- OBJECTIVE
Every line that includes the word "heading" is to be listed.

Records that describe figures
◇ ◇ ◇ ◇ ◇ ◇ ◇
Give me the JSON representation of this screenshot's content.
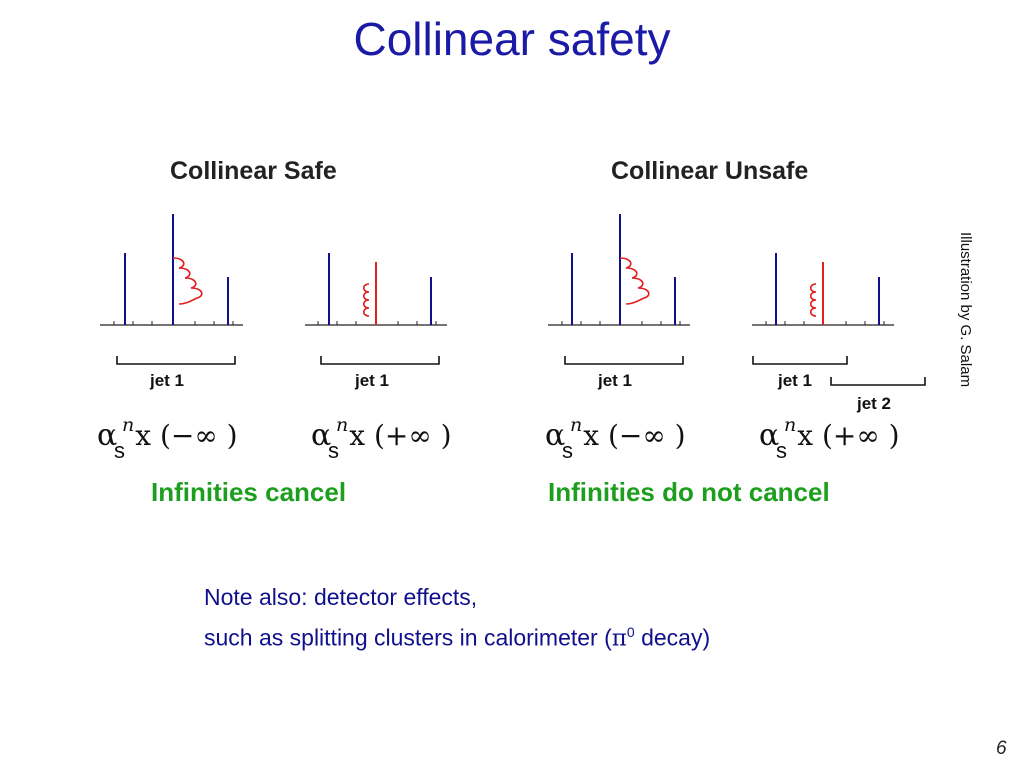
{
  "title": "Collinear safety",
  "panels": {
    "safe": {
      "heading": "Collinear Safe",
      "left": {
        "jet_label": "jet 1",
        "formula_sign": "−∞",
        "formula_sub": "s",
        "formula_sup": "n"
      },
      "right": {
        "jet_label": "jet 1",
        "formula_sign": "+∞",
        "formula_sub": "s",
        "formula_sup": "n"
      },
      "conclusion": "Infinities cancel"
    },
    "unsafe": {
      "heading": "Collinear Unsafe",
      "left": {
        "jet_label": "jet 1",
        "formula_sign": "−∞",
        "formula_sub": "s",
        "formula_sup": "n"
      },
      "right": {
        "jet_label": "jet 1",
        "jet2_label": "jet 2",
        "formula_sign": "+∞",
        "formula_sub": "s",
        "formula_sup": "n"
      },
      "conclusion": "Infinities do not cancel"
    }
  },
  "note": {
    "line1": "Note also: detector effects,",
    "line2_prefix": "such as splitting clusters in calorimeter (",
    "pi": "π",
    "pi_sup": "0",
    "line2_suffix": " decay)"
  },
  "credit": "Illustration by G. Salam",
  "page_number": "6",
  "colors": {
    "title": "#1a1aa6",
    "quark_line": "#10108c",
    "gluon": "#e02020",
    "green_text": "#1e9e1e"
  }
}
◇ ◇ ◇ ◇ ◇ ◇ ◇
- OUTPUT OF THE EXERCISE
      "heading": "Collinear Safe",
      "heading": "Collinear Unsafe",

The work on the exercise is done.